_EXTRACTED TEXT_
++++++++++++++++++++

# Exam Authorization (Classic)



## bassplayer45 (Mar 26, 2013)

So i am officially Seat 1 of 1. Signed up the day before registration ended and still got seat 1 for Lateral, got to love it. On an even funnier / annoying note, my auhtorization has this quote "Excessive noise is expected to last throughout the duration of the exam, please bring earplugs as NCEES may not have enough for all examinees"

Got to be kidding me!


----------



## ajk244 (Mar 26, 2013)

I can't remember if I heard it one here or from a friend, but I heard of an exam session that had extremely loud construction going on right outside. I imagine after something like that they had a ton of people crying foul and now they have ot cover themselves.


----------



## Judowolf PE (Mar 26, 2013)

I've heard of that before diva, so I'm pretty sure it was on here somewhere. You'd think with the amount of money and effort we have to go through to take these tests that the exam facilities would be much nicer than what they are...Oh well what can ya do right, good luck on your exams!


----------



## DavidPE (Mar 27, 2013)

I'm still waiting for my authorization, so I'm glad to hear you got yours.

I took the FE exam in October 1999, in Syracuse NY. It was held in the basement of the War Memorial, beneath the ice arena, and it was so cold you could see your breath. There were caterers moving through the front of the testing room throughout the exam, and as the proctor was reading the instructions for the afternoon, he was drowned out by the national anthem. (I don't remember any of us standing up for that...) Anyway, they had some kind of horse show over our heads all afternoon. It was so ridiculous, I don't think any of us could believe it was happening.


----------

++++++++++++++++++++

Reproduce word for word the passage in the forum thread on exam authorization above, starting with "I've heard of" and going on through "on your exams!".

_SUPPLIED INFORMATION_
++++++++++++++++++++

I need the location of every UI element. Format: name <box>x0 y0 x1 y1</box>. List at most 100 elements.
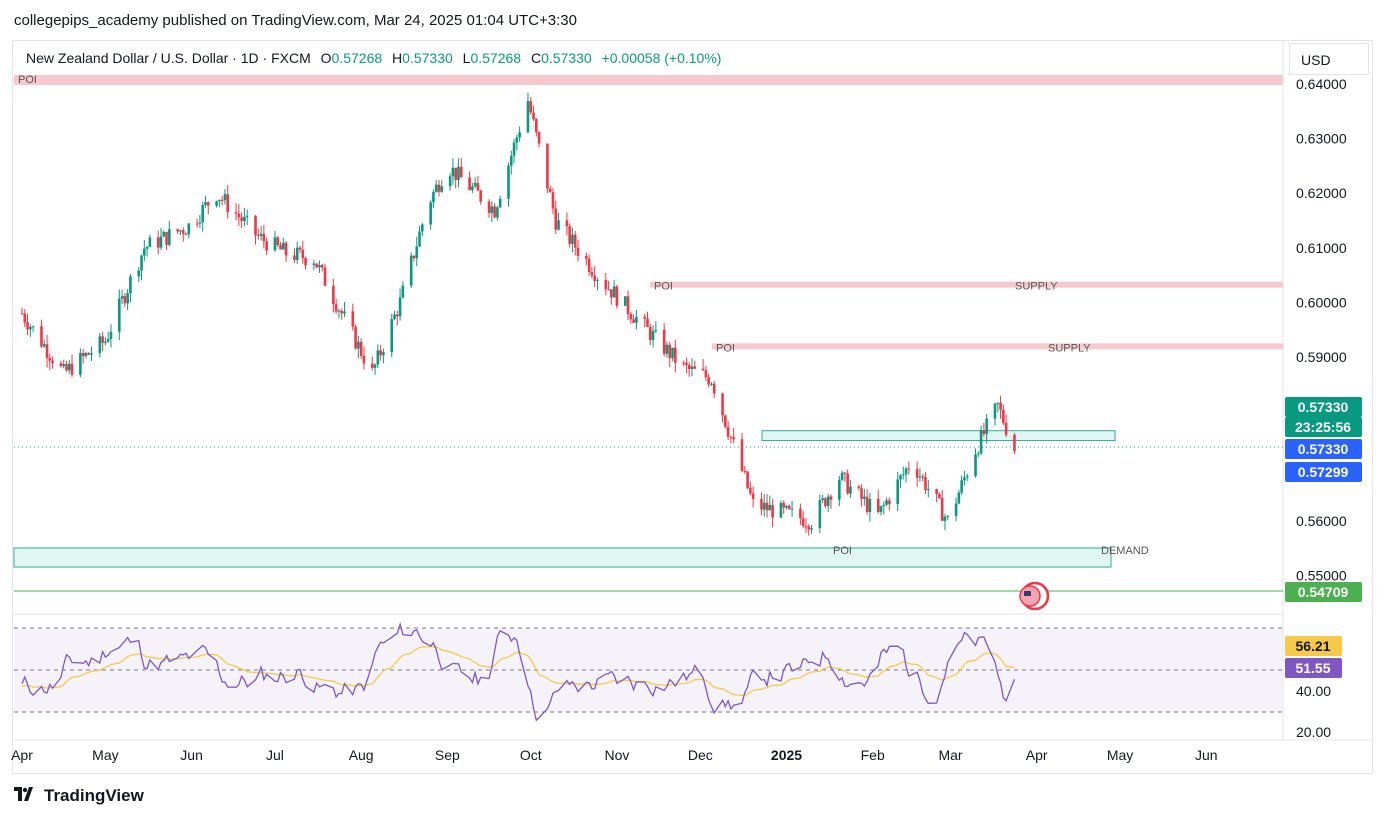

++++++++++++++++++++

_THE RESULT_
I've heard of that before diva, so I'm pretty sure it was on here somewhere. You'd think with the amount of money and effort we have to go through to take these tests that the exam facilities would be much nicer than what they are...Oh well what can ya do right, good luck on your exams!